- [SHORT EXERCISE]: Only the number is wanted: how many lines of the data contain "labels"?

- [RECORDS SHOWN]:
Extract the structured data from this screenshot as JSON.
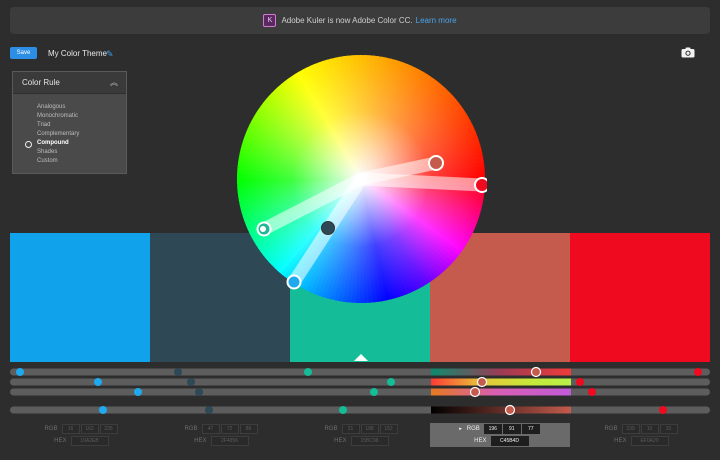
{
  "banner": {
    "text": "Adobe Kuler is now Adobe Color CC.",
    "link": "Learn more",
    "logo_glyph": "K"
  },
  "toolbar": {
    "save_label": "Save",
    "theme_name": "My Color Theme",
    "edit_icon": "pencil-icon",
    "camera_icon": "camera-icon"
  },
  "color_rule": {
    "title": "Color Rule",
    "collapse_icon": "chevron-up-icon",
    "items": [
      {
        "label": "Analogous",
        "selected": false
      },
      {
        "label": "Monochromatic",
        "selected": false
      },
      {
        "label": "Triad",
        "selected": false
      },
      {
        "label": "Complementary",
        "selected": false
      },
      {
        "label": "Compound",
        "selected": true
      },
      {
        "label": "Shades",
        "selected": false
      },
      {
        "label": "Custom",
        "selected": false
      }
    ]
  },
  "swatches": [
    {
      "color": "#10A2EB",
      "rgb": [
        "16",
        "162",
        "235"
      ],
      "hex": "10A2EB",
      "active": false
    },
    {
      "color": "#2F4856",
      "rgb": [
        "47",
        "72",
        "86"
      ],
      "hex": "2F4856",
      "active": false
    },
    {
      "color": "#15BC98",
      "rgb": [
        "21",
        "188",
        "152"
      ],
      "hex": "15BC98",
      "active": false
    },
    {
      "color": "#C45B4D",
      "rgb": [
        "196",
        "91",
        "77"
      ],
      "hex": "C45B4D",
      "active": true
    },
    {
      "color": "#EF0A20",
      "rgb": [
        "239",
        "10",
        "32"
      ],
      "hex": "EF0A20",
      "active": false
    }
  ],
  "labels": {
    "rgb": "RGB",
    "hex": "HEX"
  },
  "selected_index": 3
}
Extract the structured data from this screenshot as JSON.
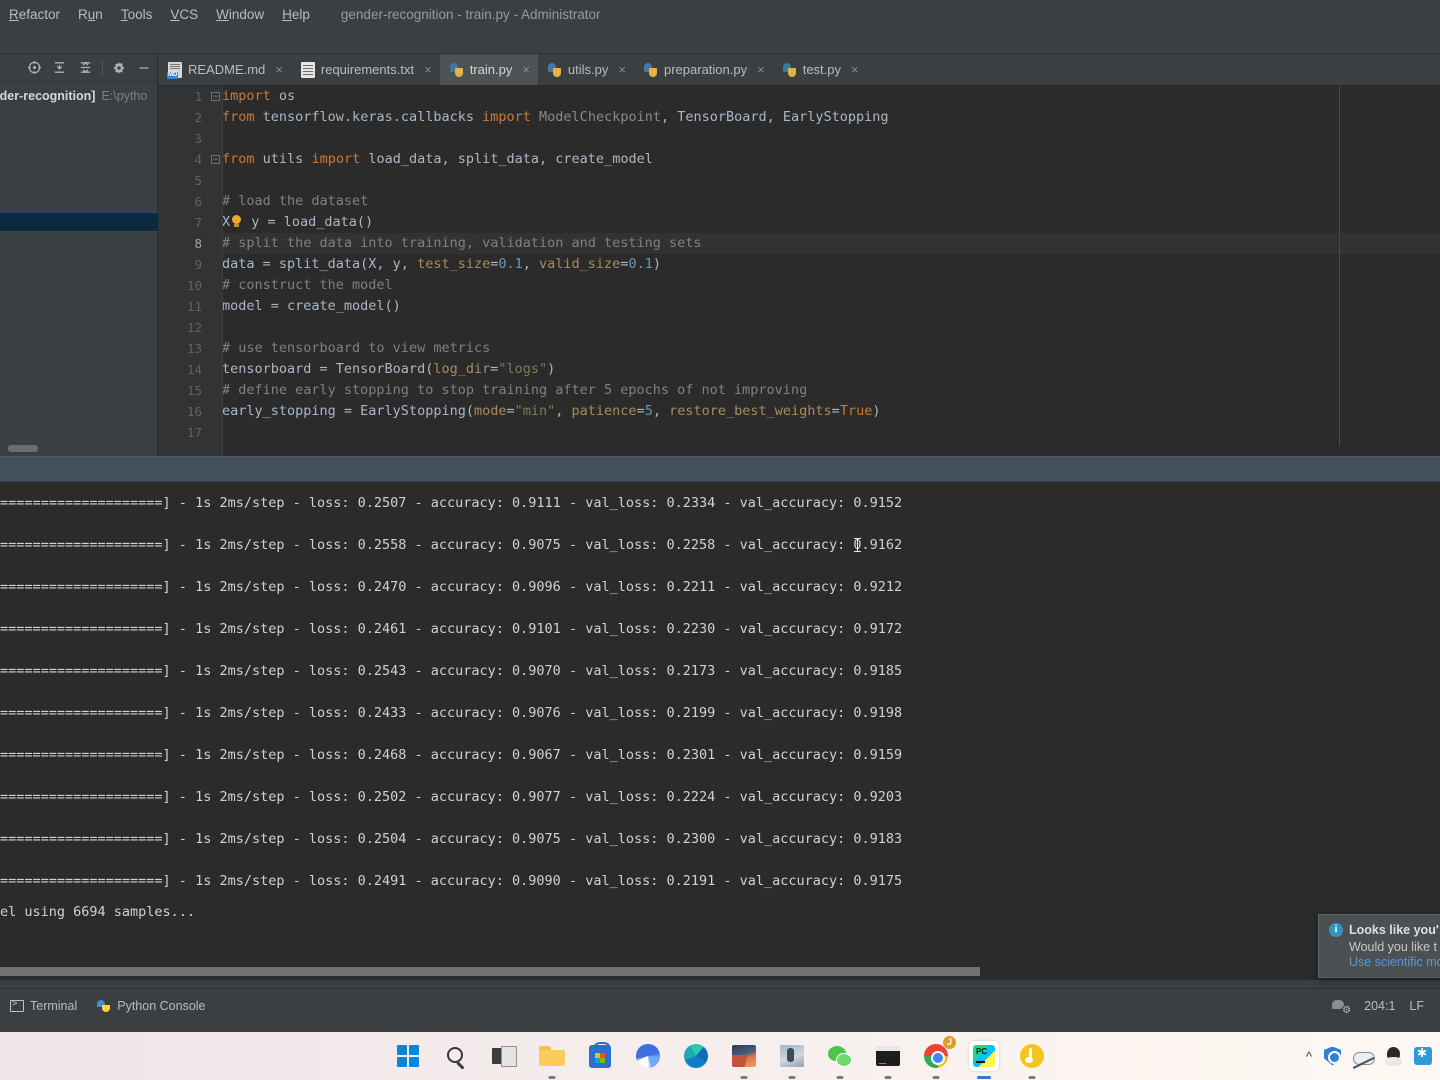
{
  "window": {
    "title": "gender-recognition - train.py - Administrator",
    "menu": [
      "Refactor",
      "Run",
      "Tools",
      "VCS",
      "Window",
      "Help"
    ]
  },
  "navstrip": {
    "crumb": "/"
  },
  "left_panel": {
    "toolbar_icons": [
      "locate-icon",
      "collapse-all-icon",
      "expand-all-icon",
      "settings-icon",
      "minimize-icon"
    ],
    "project_name": "nder-recognition]",
    "project_path": "E:\\pytho"
  },
  "tabs": [
    {
      "label": "README.md",
      "icon": "markdown-file-icon",
      "active": false,
      "close": "×"
    },
    {
      "label": "requirements.txt",
      "icon": "text-file-icon",
      "active": false,
      "close": "×"
    },
    {
      "label": "train.py",
      "icon": "python-file-icon",
      "active": true,
      "close": "×"
    },
    {
      "label": "utils.py",
      "icon": "python-file-icon",
      "active": false,
      "close": "×"
    },
    {
      "label": "preparation.py",
      "icon": "python-file-icon",
      "active": false,
      "close": "×"
    },
    {
      "label": "test.py",
      "icon": "python-file-icon",
      "active": false,
      "close": "×"
    }
  ],
  "editor": {
    "line_numbers": [
      "1",
      "2",
      "3",
      "4",
      "5",
      "6",
      "7",
      "8",
      "9",
      "10",
      "11",
      "12",
      "13",
      "14",
      "15",
      "16",
      "17"
    ],
    "current_line": 8,
    "lines": [
      {
        "n": 1,
        "text": "import os"
      },
      {
        "n": 2,
        "text": "from tensorflow.keras.callbacks import ModelCheckpoint, TensorBoard, EarlyStopping"
      },
      {
        "n": 3,
        "text": ""
      },
      {
        "n": 4,
        "text": "from utils import load_data, split_data, create_model"
      },
      {
        "n": 5,
        "text": ""
      },
      {
        "n": 6,
        "text": "# load the dataset"
      },
      {
        "n": 7,
        "text": "X, y = load_data()"
      },
      {
        "n": 8,
        "text": "# split the data into training, validation and testing sets"
      },
      {
        "n": 9,
        "text": "data = split_data(X, y, test_size=0.1, valid_size=0.1)"
      },
      {
        "n": 10,
        "text": "# construct the model"
      },
      {
        "n": 11,
        "text": "model = create_model()"
      },
      {
        "n": 12,
        "text": ""
      },
      {
        "n": 13,
        "text": "# use tensorboard to view metrics"
      },
      {
        "n": 14,
        "text": "tensorboard = TensorBoard(log_dir=\"logs\")"
      },
      {
        "n": 15,
        "text": "# define early stopping to stop training after 5 epochs of not improving"
      },
      {
        "n": 16,
        "text": "early_stopping = EarlyStopping(mode=\"min\", patience=5, restore_best_weights=True)"
      },
      {
        "n": 17,
        "text": ""
      }
    ],
    "intention_bulb": "lightbulb-icon"
  },
  "terminal": {
    "lines": [
      "====================] - 1s 2ms/step - loss: 0.2507 - accuracy: 0.9111 - val_loss: 0.2334 - val_accuracy: 0.9152",
      "====================] - 1s 2ms/step - loss: 0.2558 - accuracy: 0.9075 - val_loss: 0.2258 - val_accuracy: 0.9162",
      "====================] - 1s 2ms/step - loss: 0.2470 - accuracy: 0.9096 - val_loss: 0.2211 - val_accuracy: 0.9212",
      "====================] - 1s 2ms/step - loss: 0.2461 - accuracy: 0.9101 - val_loss: 0.2230 - val_accuracy: 0.9172",
      "====================] - 1s 2ms/step - loss: 0.2543 - accuracy: 0.9070 - val_loss: 0.2173 - val_accuracy: 0.9185",
      "====================] - 1s 2ms/step - loss: 0.2433 - accuracy: 0.9076 - val_loss: 0.2199 - val_accuracy: 0.9198",
      "====================] - 1s 2ms/step - loss: 0.2468 - accuracy: 0.9067 - val_loss: 0.2301 - val_accuracy: 0.9159",
      "====================] - 1s 2ms/step - loss: 0.2502 - accuracy: 0.9077 - val_loss: 0.2224 - val_accuracy: 0.9203",
      "====================] - 1s 2ms/step - loss: 0.2504 - accuracy: 0.9075 - val_loss: 0.2300 - val_accuracy: 0.9183",
      "====================] - 1s 2ms/step - loss: 0.2491 - accuracy: 0.9090 - val_loss: 0.2191 - val_accuracy: 0.9175"
    ],
    "final_line": "el using 6694 samples..."
  },
  "notification": {
    "icon": "info-icon",
    "title": "Looks like you'",
    "body": "Would you like t",
    "link": "Use scientific mo"
  },
  "statusbar": {
    "terminal_label": "Terminal",
    "python_console_label": "Python Console",
    "caret_position": "204:1",
    "line_separator": "LF",
    "inspections_icon": "inspections-icon"
  },
  "taskbar": {
    "icons": [
      {
        "name": "windows-start-icon",
        "running": false
      },
      {
        "name": "search-icon",
        "running": false
      },
      {
        "name": "task-view-icon",
        "running": false
      },
      {
        "name": "file-explorer-icon",
        "running": true
      },
      {
        "name": "microsoft-store-icon",
        "running": false
      },
      {
        "name": "swirl-app-icon",
        "running": false
      },
      {
        "name": "microsoft-edge-icon",
        "running": false
      },
      {
        "name": "photos-app-icon",
        "running": true
      },
      {
        "name": "gallery-app-icon",
        "running": true
      },
      {
        "name": "wechat-icon",
        "running": true
      },
      {
        "name": "command-prompt-icon",
        "running": true
      },
      {
        "name": "google-chrome-icon",
        "running": true,
        "badge": "J"
      },
      {
        "name": "pycharm-icon",
        "running": true,
        "active": true
      },
      {
        "name": "music-app-icon",
        "running": true
      }
    ],
    "tray": [
      "chevron-up-icon",
      "security-shield-icon",
      "cloud-off-icon",
      "qq-penguin-icon",
      "blue-message-icon"
    ]
  }
}
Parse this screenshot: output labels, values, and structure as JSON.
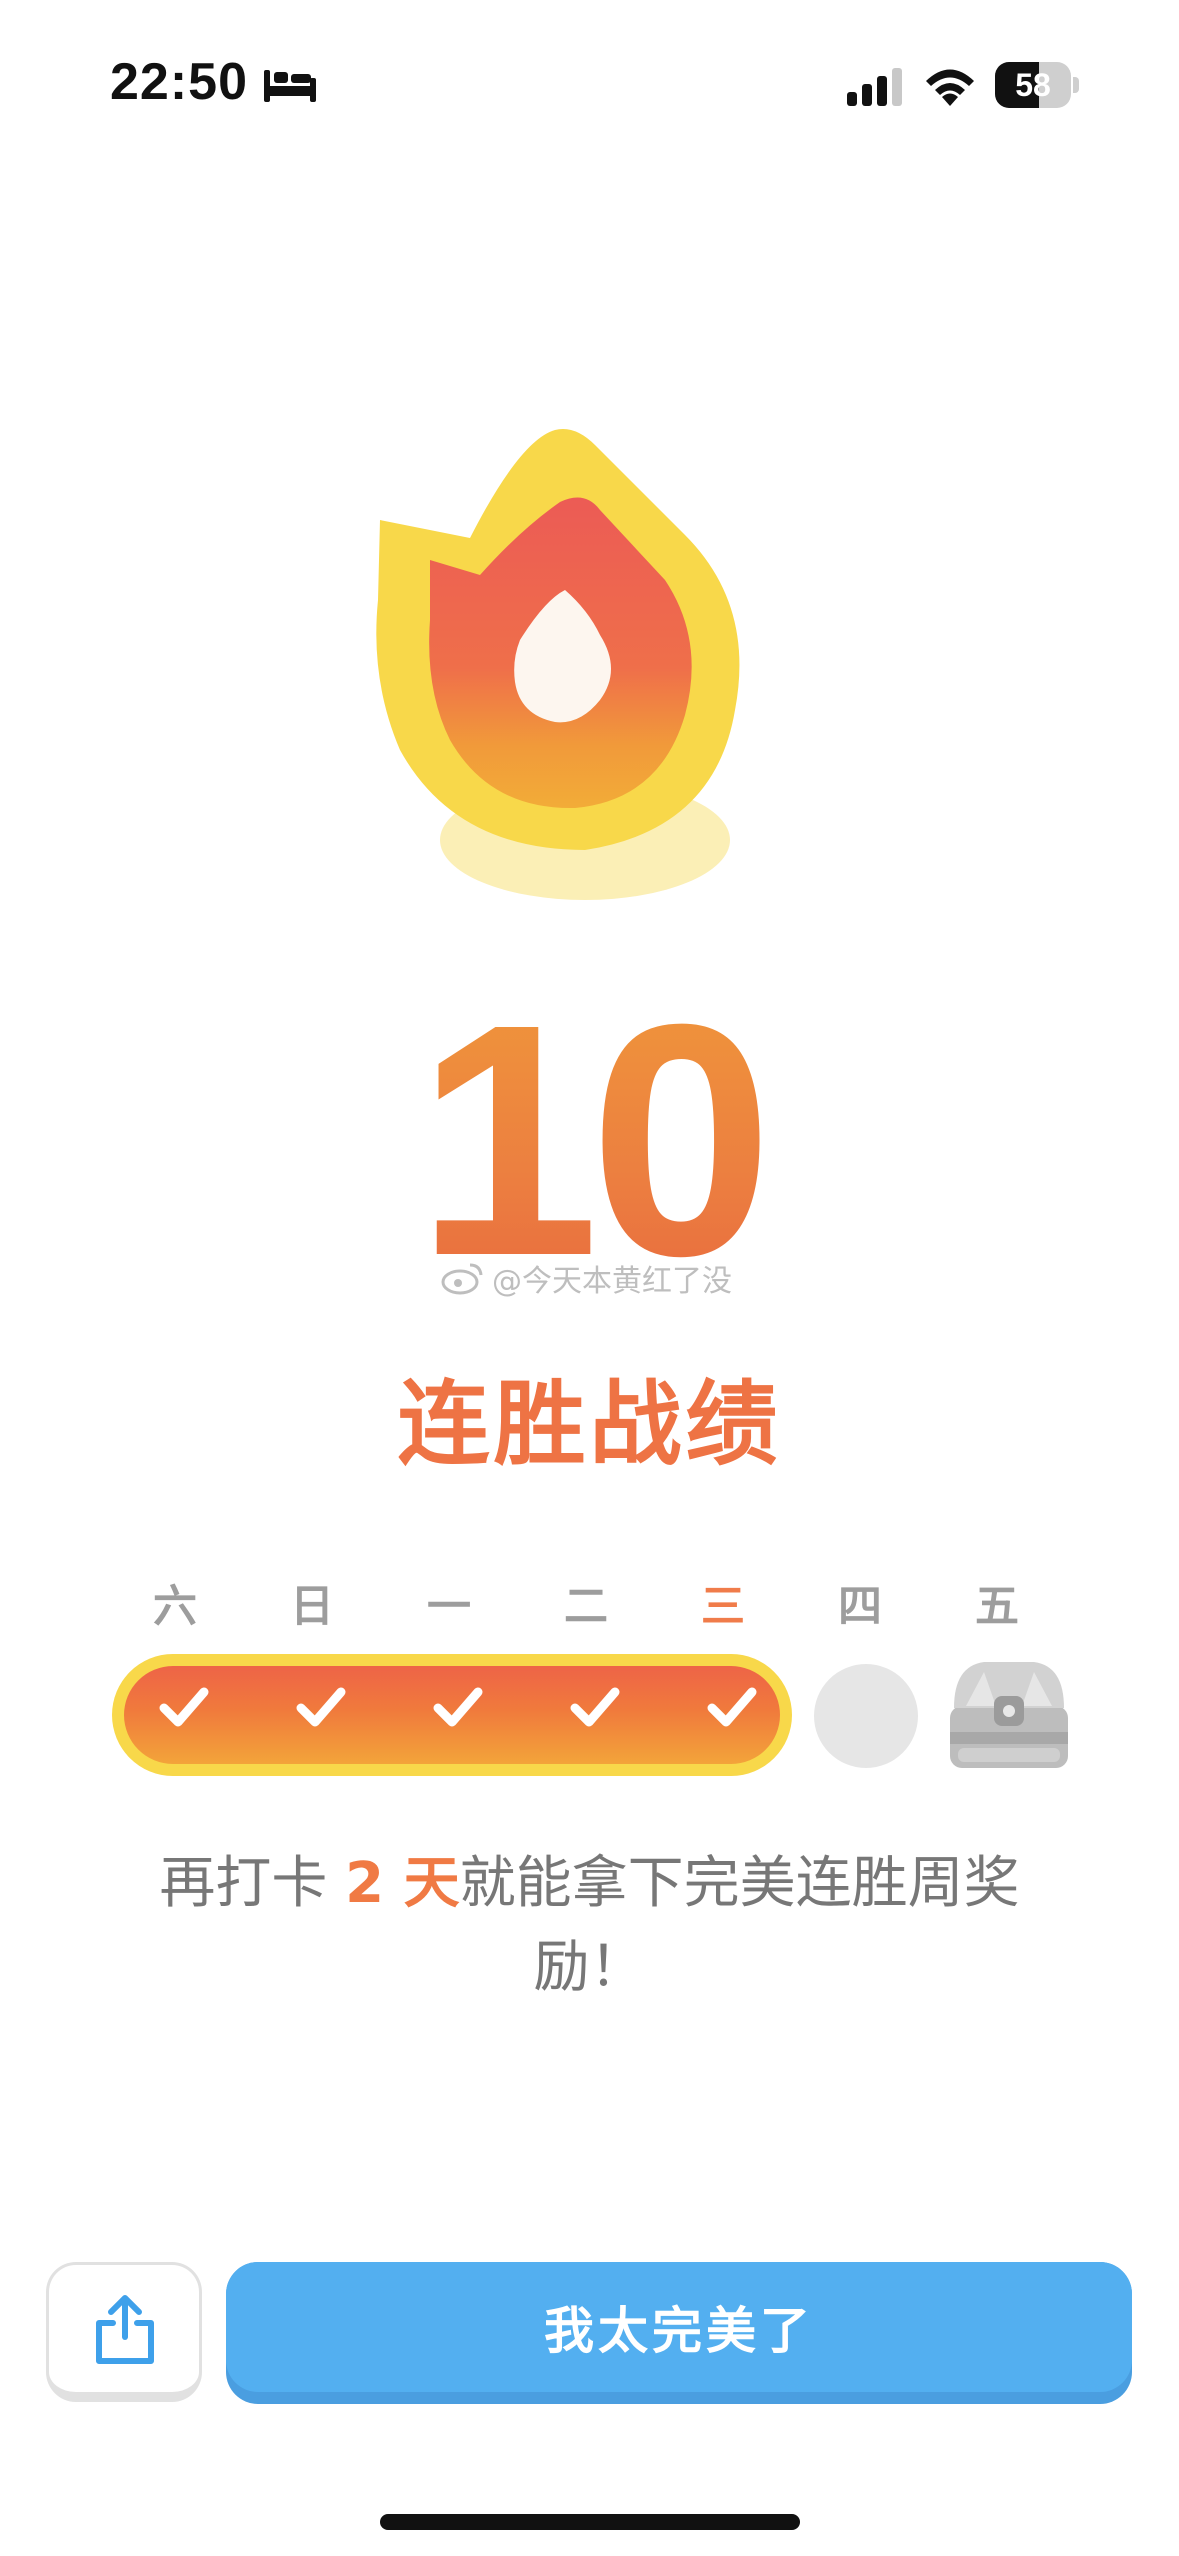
{
  "status_bar": {
    "time": "22:50",
    "battery_level": "58",
    "icons": [
      "bed-icon",
      "cellular-signal-icon",
      "wifi-icon",
      "battery-icon"
    ]
  },
  "streak": {
    "count": "10",
    "title": "连胜战绩",
    "watermark": "@今天本黄红了没"
  },
  "week": {
    "days": [
      {
        "label": "六",
        "state": "done"
      },
      {
        "label": "日",
        "state": "done"
      },
      {
        "label": "一",
        "state": "done"
      },
      {
        "label": "二",
        "state": "done"
      },
      {
        "label": "三",
        "state": "done",
        "today": true
      },
      {
        "label": "四",
        "state": "pending"
      },
      {
        "label": "五",
        "state": "reward"
      }
    ]
  },
  "message": {
    "prefix": "再打卡 ",
    "highlight": "2 天",
    "suffix": "就能拿下完美连胜周奖励！"
  },
  "actions": {
    "share_icon": "share-icon",
    "primary_label": "我太完美了"
  },
  "colors": {
    "accent_orange": "#ee7344",
    "flame_yellow": "#f8d84a",
    "button_blue": "#53aff0"
  }
}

- [OUTPUT OF THE EXERCISE]: 2